**WHAT NEEDS TO BE DONE:**
Each record below must be returned exactly as shown.

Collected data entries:

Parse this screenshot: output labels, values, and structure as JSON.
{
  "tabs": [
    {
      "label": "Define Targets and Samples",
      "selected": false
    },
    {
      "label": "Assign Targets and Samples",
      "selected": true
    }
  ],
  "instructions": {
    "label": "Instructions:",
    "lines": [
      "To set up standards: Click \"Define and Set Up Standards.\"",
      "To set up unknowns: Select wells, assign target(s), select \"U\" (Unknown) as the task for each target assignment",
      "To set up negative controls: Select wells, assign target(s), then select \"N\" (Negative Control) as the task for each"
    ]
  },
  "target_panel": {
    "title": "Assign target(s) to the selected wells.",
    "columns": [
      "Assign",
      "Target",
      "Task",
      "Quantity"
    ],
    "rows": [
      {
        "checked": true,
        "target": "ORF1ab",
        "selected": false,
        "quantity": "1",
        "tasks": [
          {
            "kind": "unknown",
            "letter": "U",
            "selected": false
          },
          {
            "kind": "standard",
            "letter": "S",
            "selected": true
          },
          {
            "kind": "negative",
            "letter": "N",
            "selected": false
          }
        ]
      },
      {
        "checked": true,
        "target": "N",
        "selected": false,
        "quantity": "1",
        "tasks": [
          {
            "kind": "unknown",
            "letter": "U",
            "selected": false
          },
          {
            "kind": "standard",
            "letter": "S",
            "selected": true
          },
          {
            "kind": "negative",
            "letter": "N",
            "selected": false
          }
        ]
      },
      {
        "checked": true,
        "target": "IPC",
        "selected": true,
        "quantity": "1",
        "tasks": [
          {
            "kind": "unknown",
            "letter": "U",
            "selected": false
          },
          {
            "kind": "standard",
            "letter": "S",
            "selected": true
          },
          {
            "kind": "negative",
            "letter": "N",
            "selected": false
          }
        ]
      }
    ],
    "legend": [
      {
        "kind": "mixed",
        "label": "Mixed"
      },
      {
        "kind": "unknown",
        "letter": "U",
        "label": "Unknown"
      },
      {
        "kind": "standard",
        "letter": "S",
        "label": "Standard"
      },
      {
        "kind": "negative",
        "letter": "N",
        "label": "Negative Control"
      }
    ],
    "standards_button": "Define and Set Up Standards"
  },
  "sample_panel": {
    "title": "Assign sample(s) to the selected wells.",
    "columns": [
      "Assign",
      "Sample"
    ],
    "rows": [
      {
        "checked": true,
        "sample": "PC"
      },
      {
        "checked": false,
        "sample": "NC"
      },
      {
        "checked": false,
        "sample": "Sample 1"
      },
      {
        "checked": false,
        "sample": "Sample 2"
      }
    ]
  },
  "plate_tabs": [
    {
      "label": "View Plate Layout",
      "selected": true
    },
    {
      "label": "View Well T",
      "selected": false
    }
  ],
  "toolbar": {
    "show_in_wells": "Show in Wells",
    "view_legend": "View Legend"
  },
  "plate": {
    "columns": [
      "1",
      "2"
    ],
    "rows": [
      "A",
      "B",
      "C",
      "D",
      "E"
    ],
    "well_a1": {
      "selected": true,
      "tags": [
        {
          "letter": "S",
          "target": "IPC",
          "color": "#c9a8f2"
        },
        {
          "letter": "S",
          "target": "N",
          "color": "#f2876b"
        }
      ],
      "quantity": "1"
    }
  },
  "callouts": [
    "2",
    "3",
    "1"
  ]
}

**TASK SOLUTION:**
Parse this screenshot: output labels, values, and structure as JSON.
{
  "tabs": [
    {
      "label": "Define Targets and Samples",
      "selected": false
    },
    {
      "label": "Assign Targets and Samples",
      "selected": true
    }
  ],
  "instructions": {
    "label": "Instructions:",
    "lines": [
      "To set up standards: Click \"Define and Set Up Standards.\"",
      "To set up unknowns: Select wells, assign target(s), select \"U\" (Unknown) as the task for each target assignment",
      "To set up negative controls: Select wells, assign target(s), then select \"N\" (Negative Control) as the task for each"
    ]
  },
  "target_panel": {
    "title": "Assign target(s) to the selected wells.",
    "columns": [
      "Assign",
      "Target",
      "Task",
      "Quantity"
    ],
    "rows": [
      {
        "checked": true,
        "target": "ORF1ab",
        "selected": false,
        "quantity": "1",
        "tasks": [
          {
            "kind": "unknown",
            "letter": "U",
            "selected": false
          },
          {
            "kind": "standard",
            "letter": "S",
            "selected": true
          },
          {
            "kind": "negative",
            "letter": "N",
            "selected": false
          }
        ]
      },
      {
        "checked": true,
        "target": "N",
        "selected": false,
        "quantity": "1",
        "tasks": [
          {
            "kind": "unknown",
            "letter": "U",
            "selected": false
          },
          {
            "kind": "standard",
            "letter": "S",
            "selected": true
          },
          {
            "kind": "negative",
            "letter": "N",
            "selected": false
          }
        ]
      },
      {
        "checked": true,
        "target": "IPC",
        "selected": true,
        "quantity": "1",
        "tasks": [
          {
            "kind": "unknown",
            "letter": "U",
            "selected": false
          },
          {
            "kind": "standard",
            "letter": "S",
            "selected": true
          },
          {
            "kind": "negative",
            "letter": "N",
            "selected": false
          }
        ]
      }
    ],
    "legend": [
      {
        "kind": "mixed",
        "label": "Mixed"
      },
      {
        "kind": "unknown",
        "letter": "U",
        "label": "Unknown"
      },
      {
        "kind": "standard",
        "letter": "S",
        "label": "Standard"
      },
      {
        "kind": "negative",
        "letter": "N",
        "label": "Negative Control"
      }
    ],
    "standards_button": "Define and Set Up Standards"
  },
  "sample_panel": {
    "title": "Assign sample(s) to the selected wells.",
    "columns": [
      "Assign",
      "Sample"
    ],
    "rows": [
      {
        "checked": true,
        "sample": "PC"
      },
      {
        "checked": false,
        "sample": "NC"
      },
      {
        "checked": false,
        "sample": "Sample 1"
      },
      {
        "checked": false,
        "sample": "Sample 2"
      }
    ]
  },
  "plate_tabs": [
    {
      "label": "View Plate Layout",
      "selected": true
    },
    {
      "label": "View Well T",
      "selected": false
    }
  ],
  "toolbar": {
    "show_in_wells": "Show in Wells",
    "view_legend": "View Legend"
  },
  "plate": {
    "columns": [
      "1",
      "2"
    ],
    "rows": [
      "A",
      "B",
      "C",
      "D",
      "E"
    ],
    "well_a1": {
      "selected": true,
      "tags": [
        {
          "letter": "S",
          "target": "IPC",
          "color": "#c9a8f2"
        },
        {
          "letter": "S",
          "target": "N",
          "color": "#f2876b"
        }
      ],
      "quantity": "1"
    }
  },
  "callouts": [
    "2",
    "3",
    "1"
  ]
}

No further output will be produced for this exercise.